■ **Given instruction**:
Examine the material below. Gather every line in which the string "Sold" appears.
================================
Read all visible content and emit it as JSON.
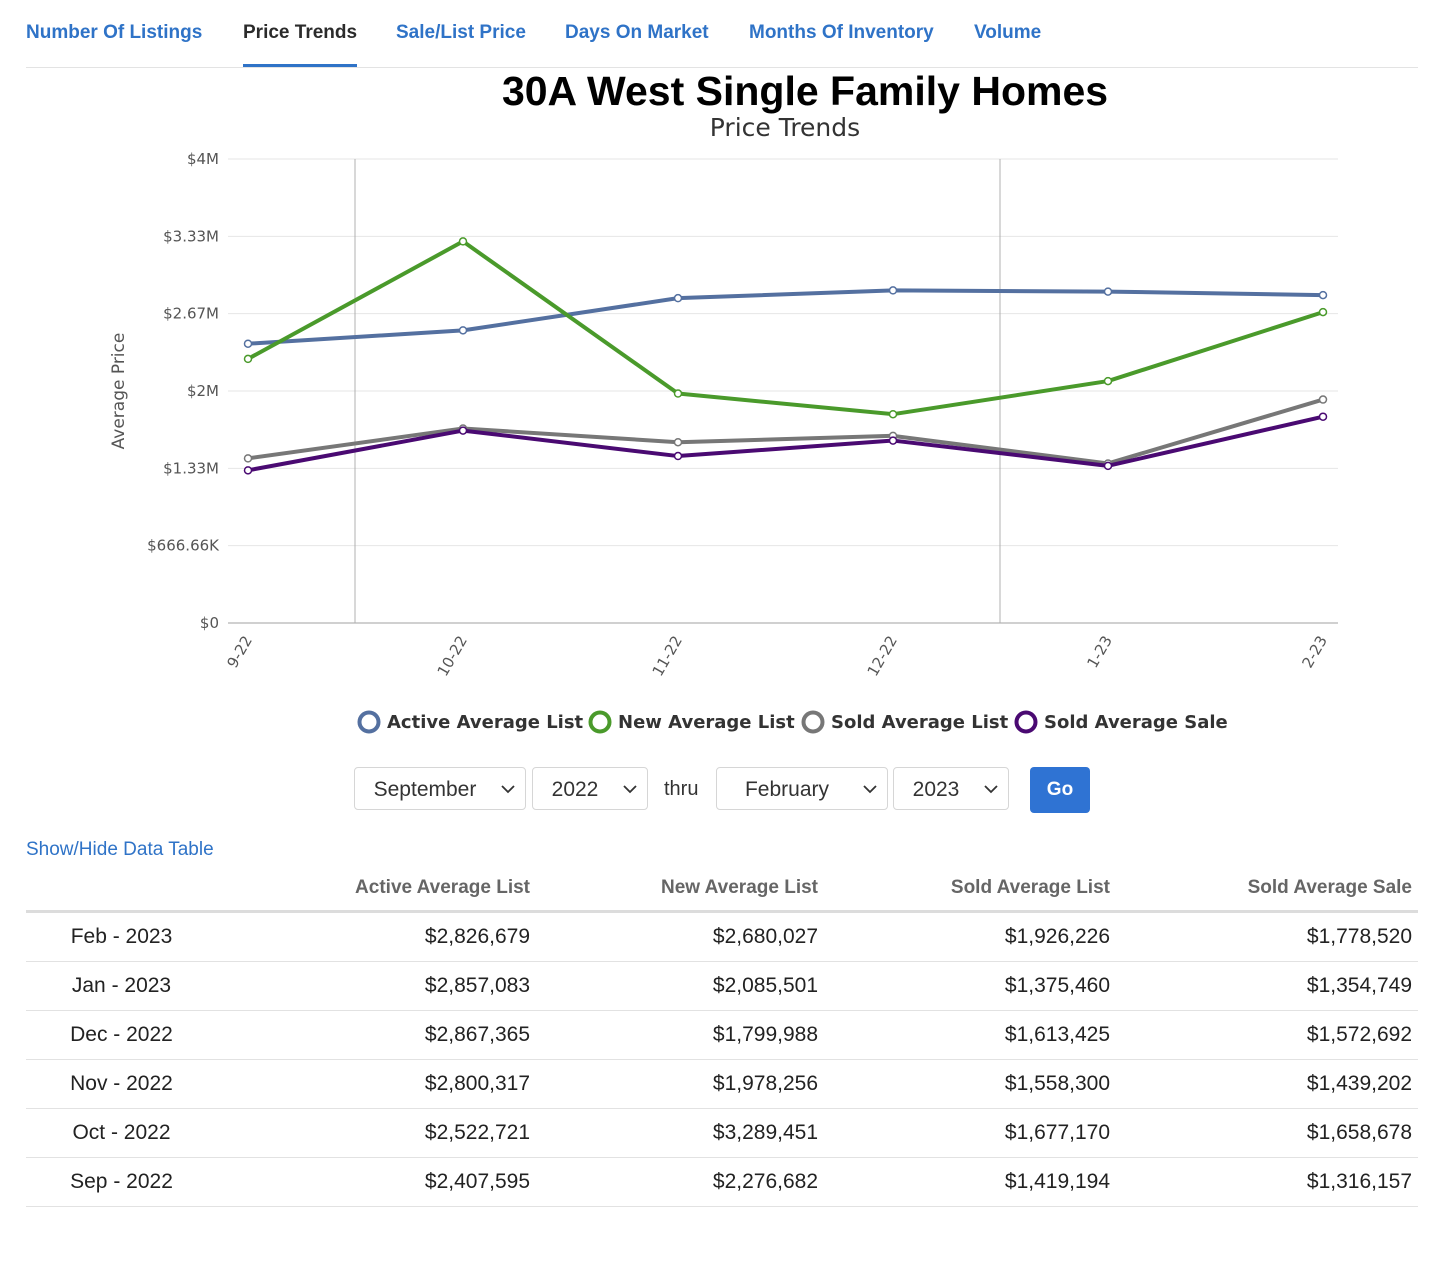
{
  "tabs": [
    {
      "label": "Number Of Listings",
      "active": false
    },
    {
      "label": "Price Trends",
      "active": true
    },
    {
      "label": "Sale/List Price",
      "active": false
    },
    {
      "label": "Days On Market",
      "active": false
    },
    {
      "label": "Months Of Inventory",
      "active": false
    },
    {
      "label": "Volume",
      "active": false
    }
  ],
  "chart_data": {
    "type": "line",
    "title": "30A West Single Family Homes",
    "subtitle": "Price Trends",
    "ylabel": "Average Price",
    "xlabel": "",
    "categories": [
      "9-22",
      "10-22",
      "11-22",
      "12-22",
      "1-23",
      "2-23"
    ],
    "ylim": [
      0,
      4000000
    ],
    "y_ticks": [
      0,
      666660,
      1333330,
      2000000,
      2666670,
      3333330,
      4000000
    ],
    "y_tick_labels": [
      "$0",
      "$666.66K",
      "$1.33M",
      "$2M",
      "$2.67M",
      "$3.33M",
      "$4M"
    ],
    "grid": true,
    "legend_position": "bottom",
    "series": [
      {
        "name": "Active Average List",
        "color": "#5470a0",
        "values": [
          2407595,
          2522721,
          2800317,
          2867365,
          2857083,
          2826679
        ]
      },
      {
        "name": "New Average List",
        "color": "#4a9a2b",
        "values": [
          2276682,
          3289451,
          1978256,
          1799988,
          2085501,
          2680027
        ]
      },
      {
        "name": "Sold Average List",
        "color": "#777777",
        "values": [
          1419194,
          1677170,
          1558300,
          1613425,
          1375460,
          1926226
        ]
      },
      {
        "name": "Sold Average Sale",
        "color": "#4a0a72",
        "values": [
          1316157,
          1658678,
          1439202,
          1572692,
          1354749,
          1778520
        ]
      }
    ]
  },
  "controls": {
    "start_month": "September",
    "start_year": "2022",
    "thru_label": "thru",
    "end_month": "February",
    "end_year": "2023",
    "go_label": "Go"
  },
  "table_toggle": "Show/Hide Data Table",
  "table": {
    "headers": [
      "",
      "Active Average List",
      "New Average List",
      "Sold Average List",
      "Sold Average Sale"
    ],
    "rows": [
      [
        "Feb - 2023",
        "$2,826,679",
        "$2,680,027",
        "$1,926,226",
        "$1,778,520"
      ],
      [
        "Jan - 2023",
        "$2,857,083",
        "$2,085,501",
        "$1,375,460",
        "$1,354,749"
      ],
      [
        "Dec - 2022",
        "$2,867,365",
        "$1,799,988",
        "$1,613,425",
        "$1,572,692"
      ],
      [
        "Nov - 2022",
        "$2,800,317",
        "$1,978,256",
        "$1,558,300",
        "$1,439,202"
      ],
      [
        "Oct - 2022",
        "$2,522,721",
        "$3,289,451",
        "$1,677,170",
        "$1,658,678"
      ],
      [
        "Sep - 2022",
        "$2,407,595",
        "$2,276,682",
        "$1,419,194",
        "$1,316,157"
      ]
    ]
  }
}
================================
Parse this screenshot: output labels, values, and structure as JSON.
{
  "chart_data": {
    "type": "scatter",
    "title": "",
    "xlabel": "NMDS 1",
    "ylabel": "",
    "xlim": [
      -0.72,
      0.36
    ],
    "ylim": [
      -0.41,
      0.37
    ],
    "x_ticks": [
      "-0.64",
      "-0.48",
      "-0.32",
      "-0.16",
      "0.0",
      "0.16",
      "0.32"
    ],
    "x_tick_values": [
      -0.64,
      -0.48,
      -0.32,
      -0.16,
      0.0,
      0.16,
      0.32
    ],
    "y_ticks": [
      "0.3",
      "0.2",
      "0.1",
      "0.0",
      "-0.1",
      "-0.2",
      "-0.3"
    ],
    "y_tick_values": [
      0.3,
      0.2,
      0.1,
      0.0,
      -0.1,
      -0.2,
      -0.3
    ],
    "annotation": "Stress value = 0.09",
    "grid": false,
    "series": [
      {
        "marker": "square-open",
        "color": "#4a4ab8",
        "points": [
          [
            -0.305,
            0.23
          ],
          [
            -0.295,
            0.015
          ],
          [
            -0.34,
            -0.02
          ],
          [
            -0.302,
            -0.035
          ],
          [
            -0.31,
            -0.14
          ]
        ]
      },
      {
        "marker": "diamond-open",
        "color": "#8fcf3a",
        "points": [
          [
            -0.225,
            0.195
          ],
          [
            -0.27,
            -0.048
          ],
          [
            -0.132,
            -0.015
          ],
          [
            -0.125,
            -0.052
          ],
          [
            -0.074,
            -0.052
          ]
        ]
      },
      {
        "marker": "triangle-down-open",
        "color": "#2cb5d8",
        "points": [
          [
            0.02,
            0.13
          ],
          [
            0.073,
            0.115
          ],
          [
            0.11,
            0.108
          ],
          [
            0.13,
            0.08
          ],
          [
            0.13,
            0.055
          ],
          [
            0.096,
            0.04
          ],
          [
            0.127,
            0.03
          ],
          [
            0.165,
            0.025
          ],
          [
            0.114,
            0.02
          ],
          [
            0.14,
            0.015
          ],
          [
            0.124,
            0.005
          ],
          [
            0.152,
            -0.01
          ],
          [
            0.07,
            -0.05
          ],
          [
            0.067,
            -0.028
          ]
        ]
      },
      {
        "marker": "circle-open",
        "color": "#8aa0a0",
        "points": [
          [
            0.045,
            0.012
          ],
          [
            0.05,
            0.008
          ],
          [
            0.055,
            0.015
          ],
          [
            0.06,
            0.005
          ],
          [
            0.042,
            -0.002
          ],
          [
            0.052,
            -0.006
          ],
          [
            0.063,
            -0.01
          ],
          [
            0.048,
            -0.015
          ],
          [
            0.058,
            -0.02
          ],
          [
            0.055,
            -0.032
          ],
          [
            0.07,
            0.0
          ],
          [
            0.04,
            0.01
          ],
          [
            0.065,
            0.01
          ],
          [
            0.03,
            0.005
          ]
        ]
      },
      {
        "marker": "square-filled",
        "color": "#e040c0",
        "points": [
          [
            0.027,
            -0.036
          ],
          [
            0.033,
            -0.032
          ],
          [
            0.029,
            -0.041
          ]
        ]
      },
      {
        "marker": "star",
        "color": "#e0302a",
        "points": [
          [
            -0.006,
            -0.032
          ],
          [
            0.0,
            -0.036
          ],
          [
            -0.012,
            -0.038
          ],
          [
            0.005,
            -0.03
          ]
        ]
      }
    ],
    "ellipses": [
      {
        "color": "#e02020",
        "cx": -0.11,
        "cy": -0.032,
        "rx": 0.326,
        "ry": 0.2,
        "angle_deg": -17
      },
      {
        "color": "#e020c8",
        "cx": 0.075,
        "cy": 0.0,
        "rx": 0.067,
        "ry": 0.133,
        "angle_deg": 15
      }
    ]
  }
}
================================
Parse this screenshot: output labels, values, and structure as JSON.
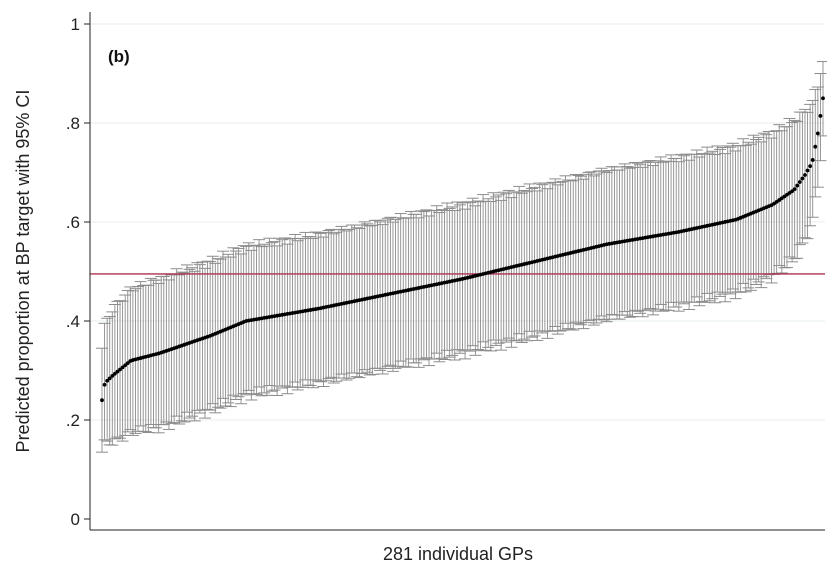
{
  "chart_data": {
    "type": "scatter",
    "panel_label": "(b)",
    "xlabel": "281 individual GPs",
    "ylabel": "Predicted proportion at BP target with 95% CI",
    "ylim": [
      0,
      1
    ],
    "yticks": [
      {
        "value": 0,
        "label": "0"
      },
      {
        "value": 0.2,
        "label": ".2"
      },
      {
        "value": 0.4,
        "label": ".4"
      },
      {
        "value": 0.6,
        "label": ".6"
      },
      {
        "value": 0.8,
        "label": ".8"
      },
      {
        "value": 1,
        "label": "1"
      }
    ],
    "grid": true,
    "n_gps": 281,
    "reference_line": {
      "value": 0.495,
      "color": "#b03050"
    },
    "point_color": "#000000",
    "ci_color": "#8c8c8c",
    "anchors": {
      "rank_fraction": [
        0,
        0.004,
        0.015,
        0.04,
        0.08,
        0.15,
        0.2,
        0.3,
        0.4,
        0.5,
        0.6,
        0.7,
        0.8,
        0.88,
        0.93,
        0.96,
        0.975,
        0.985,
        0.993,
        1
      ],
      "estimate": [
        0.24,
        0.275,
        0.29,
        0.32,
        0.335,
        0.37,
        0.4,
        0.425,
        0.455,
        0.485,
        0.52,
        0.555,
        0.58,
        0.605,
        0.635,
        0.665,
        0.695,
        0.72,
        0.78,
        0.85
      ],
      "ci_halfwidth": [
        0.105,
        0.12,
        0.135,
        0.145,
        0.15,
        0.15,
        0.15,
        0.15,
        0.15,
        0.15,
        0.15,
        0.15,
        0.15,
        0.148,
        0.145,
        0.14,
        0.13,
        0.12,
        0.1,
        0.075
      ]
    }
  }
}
================================
■ **Task solution**:
        "name": "Sold Average List",
        "name": "Sold Average Sale",
      "Sold Average List",
      "Sold Average Sale"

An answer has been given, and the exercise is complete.